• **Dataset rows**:
========================================================================

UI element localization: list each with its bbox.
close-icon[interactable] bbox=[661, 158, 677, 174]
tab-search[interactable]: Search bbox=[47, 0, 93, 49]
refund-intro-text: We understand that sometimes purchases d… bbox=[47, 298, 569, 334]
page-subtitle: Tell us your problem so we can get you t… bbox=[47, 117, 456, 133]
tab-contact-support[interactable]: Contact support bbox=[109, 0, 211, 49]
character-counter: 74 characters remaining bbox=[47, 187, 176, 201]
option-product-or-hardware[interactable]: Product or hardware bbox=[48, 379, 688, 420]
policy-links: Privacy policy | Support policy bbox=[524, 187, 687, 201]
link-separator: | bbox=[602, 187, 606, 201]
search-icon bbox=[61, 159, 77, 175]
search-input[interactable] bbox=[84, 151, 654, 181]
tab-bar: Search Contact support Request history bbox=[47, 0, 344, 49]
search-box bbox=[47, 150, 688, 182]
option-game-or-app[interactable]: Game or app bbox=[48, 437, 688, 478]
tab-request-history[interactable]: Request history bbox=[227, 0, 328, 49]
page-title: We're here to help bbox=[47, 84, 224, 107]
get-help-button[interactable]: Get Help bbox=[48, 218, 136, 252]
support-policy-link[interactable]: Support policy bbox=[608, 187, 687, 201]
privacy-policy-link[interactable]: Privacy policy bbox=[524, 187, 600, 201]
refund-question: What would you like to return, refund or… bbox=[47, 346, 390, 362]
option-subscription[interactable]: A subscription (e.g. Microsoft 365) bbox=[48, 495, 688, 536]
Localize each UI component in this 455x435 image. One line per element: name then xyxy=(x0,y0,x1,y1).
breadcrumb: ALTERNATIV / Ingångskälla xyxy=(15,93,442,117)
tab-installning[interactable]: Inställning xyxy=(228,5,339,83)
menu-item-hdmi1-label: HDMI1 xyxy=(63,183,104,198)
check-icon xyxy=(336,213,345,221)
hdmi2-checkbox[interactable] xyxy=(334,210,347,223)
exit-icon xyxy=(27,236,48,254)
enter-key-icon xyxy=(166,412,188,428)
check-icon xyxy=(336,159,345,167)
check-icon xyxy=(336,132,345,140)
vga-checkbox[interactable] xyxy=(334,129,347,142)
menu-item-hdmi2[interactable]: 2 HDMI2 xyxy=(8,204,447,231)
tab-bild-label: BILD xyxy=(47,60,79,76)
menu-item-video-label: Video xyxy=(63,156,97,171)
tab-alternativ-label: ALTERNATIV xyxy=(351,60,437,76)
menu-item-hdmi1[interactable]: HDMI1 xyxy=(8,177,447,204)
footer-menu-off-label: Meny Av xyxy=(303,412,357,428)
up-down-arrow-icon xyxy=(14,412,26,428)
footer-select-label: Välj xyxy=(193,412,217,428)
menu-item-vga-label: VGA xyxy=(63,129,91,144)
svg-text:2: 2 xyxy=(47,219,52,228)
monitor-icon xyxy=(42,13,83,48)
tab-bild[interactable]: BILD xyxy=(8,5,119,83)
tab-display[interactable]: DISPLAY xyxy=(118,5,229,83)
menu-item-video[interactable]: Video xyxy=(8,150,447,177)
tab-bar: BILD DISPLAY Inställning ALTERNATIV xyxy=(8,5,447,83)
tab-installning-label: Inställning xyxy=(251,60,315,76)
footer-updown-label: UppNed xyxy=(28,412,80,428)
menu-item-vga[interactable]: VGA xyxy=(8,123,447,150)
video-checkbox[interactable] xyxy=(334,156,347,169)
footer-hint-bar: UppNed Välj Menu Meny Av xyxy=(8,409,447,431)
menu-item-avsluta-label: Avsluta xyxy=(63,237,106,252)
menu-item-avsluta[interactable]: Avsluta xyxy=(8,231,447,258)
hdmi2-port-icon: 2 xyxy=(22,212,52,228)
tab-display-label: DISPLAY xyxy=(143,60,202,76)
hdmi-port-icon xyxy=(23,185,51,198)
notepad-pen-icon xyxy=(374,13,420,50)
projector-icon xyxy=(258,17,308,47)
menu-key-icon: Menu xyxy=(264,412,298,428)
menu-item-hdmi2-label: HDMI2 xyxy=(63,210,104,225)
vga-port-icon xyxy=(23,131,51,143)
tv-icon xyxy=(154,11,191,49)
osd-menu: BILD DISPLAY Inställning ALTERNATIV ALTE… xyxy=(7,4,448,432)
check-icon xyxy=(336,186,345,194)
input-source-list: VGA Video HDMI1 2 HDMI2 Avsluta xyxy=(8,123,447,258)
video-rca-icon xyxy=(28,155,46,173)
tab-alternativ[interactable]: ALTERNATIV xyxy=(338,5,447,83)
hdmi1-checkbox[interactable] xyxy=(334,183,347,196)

========================================================================

• **Directions for this task**:
Rewrite all of the data above, swapping each instance of "check-icon" for "checkmark-icon" and keeping every other character as it is.

• **Answer to the problem**:
UI element localization: list each with its bbox.
close-icon[interactable] bbox=[661, 158, 677, 174]
tab-search[interactable]: Search bbox=[47, 0, 93, 49]
refund-intro-text: We understand that sometimes purchases d… bbox=[47, 298, 569, 334]
page-subtitle: Tell us your problem so we can get you t… bbox=[47, 117, 456, 133]
tab-contact-support[interactable]: Contact support bbox=[109, 0, 211, 49]
character-counter: 74 characters remaining bbox=[47, 187, 176, 201]
option-product-or-hardware[interactable]: Product or hardware bbox=[48, 379, 688, 420]
policy-links: Privacy policy | Support policy bbox=[524, 187, 687, 201]
link-separator: | bbox=[602, 187, 606, 201]
search-icon bbox=[61, 159, 77, 175]
search-input[interactable] bbox=[84, 151, 654, 181]
tab-bar: Search Contact support Request history bbox=[47, 0, 344, 49]
search-box bbox=[47, 150, 688, 182]
option-game-or-app[interactable]: Game or app bbox=[48, 437, 688, 478]
tab-request-history[interactable]: Request history bbox=[227, 0, 328, 49]
page-title: We're here to help bbox=[47, 84, 224, 107]
get-help-button[interactable]: Get Help bbox=[48, 218, 136, 252]
support-policy-link[interactable]: Support policy bbox=[608, 187, 687, 201]
privacy-policy-link[interactable]: Privacy policy bbox=[524, 187, 600, 201]
refund-question: What would you like to return, refund or… bbox=[47, 346, 390, 362]
option-subscription[interactable]: A subscription (e.g. Microsoft 365) bbox=[48, 495, 688, 536]
Localize each UI component in this 455x435 image. One line per element: name then xyxy=(x0,y0,x1,y1).
breadcrumb: ALTERNATIV / Ingångskälla xyxy=(15,93,442,117)
tab-installning[interactable]: Inställning xyxy=(228,5,339,83)
menu-item-hdmi1-label: HDMI1 xyxy=(63,183,104,198)
checkmark-icon xyxy=(336,213,345,221)
hdmi2-checkbox[interactable] xyxy=(334,210,347,223)
exit-icon xyxy=(27,236,48,254)
enter-key-icon xyxy=(166,412,188,428)
checkmark-icon xyxy=(336,159,345,167)
checkmark-icon xyxy=(336,132,345,140)
vga-checkbox[interactable] xyxy=(334,129,347,142)
menu-item-hdmi2[interactable]: 2 HDMI2 xyxy=(8,204,447,231)
tab-bild-label: BILD xyxy=(47,60,79,76)
menu-item-video-label: Video xyxy=(63,156,97,171)
tab-alternativ-label: ALTERNATIV xyxy=(351,60,437,76)
menu-item-hdmi1[interactable]: HDMI1 xyxy=(8,177,447,204)
footer-menu-off-label: Meny Av xyxy=(303,412,357,428)
up-down-arrow-icon xyxy=(14,412,26,428)
footer-select-label: Välj xyxy=(193,412,217,428)
menu-item-vga-label: VGA xyxy=(63,129,91,144)
svg-text:2: 2 xyxy=(47,219,52,228)
monitor-icon xyxy=(42,13,83,48)
tab-bild[interactable]: BILD xyxy=(8,5,119,83)
tab-display[interactable]: DISPLAY xyxy=(118,5,229,83)
menu-item-video[interactable]: Video xyxy=(8,150,447,177)
tab-bar: BILD DISPLAY Inställning ALTERNATIV xyxy=(8,5,447,83)
tab-installning-label: Inställning xyxy=(251,60,315,76)
footer-updown-label: UppNed xyxy=(28,412,80,428)
menu-item-vga[interactable]: VGA xyxy=(8,123,447,150)
video-checkbox[interactable] xyxy=(334,156,347,169)
footer-hint-bar: UppNed Välj Menu Meny Av xyxy=(8,409,447,431)
menu-item-avsluta-label: Avsluta xyxy=(63,237,106,252)
menu-item-avsluta[interactable]: Avsluta xyxy=(8,231,447,258)
hdmi2-port-icon: 2 xyxy=(22,212,52,228)
tab-display-label: DISPLAY xyxy=(143,60,202,76)
hdmi-port-icon xyxy=(23,185,51,198)
notepad-pen-icon xyxy=(374,13,420,50)
projector-icon xyxy=(258,17,308,47)
menu-key-icon: Menu xyxy=(264,412,298,428)
menu-item-hdmi2-label: HDMI2 xyxy=(63,210,104,225)
vga-port-icon xyxy=(23,131,51,143)
tv-icon xyxy=(154,11,191,49)
osd-menu: BILD DISPLAY Inställning ALTERNATIV ALTE… xyxy=(7,4,448,432)
checkmark-icon xyxy=(336,186,345,194)
input-source-list: VGA Video HDMI1 2 HDMI2 Avsluta xyxy=(8,123,447,258)
video-rca-icon xyxy=(28,155,46,173)
tab-alternativ[interactable]: ALTERNATIV xyxy=(338,5,447,83)
hdmi1-checkbox[interactable] xyxy=(334,183,347,196)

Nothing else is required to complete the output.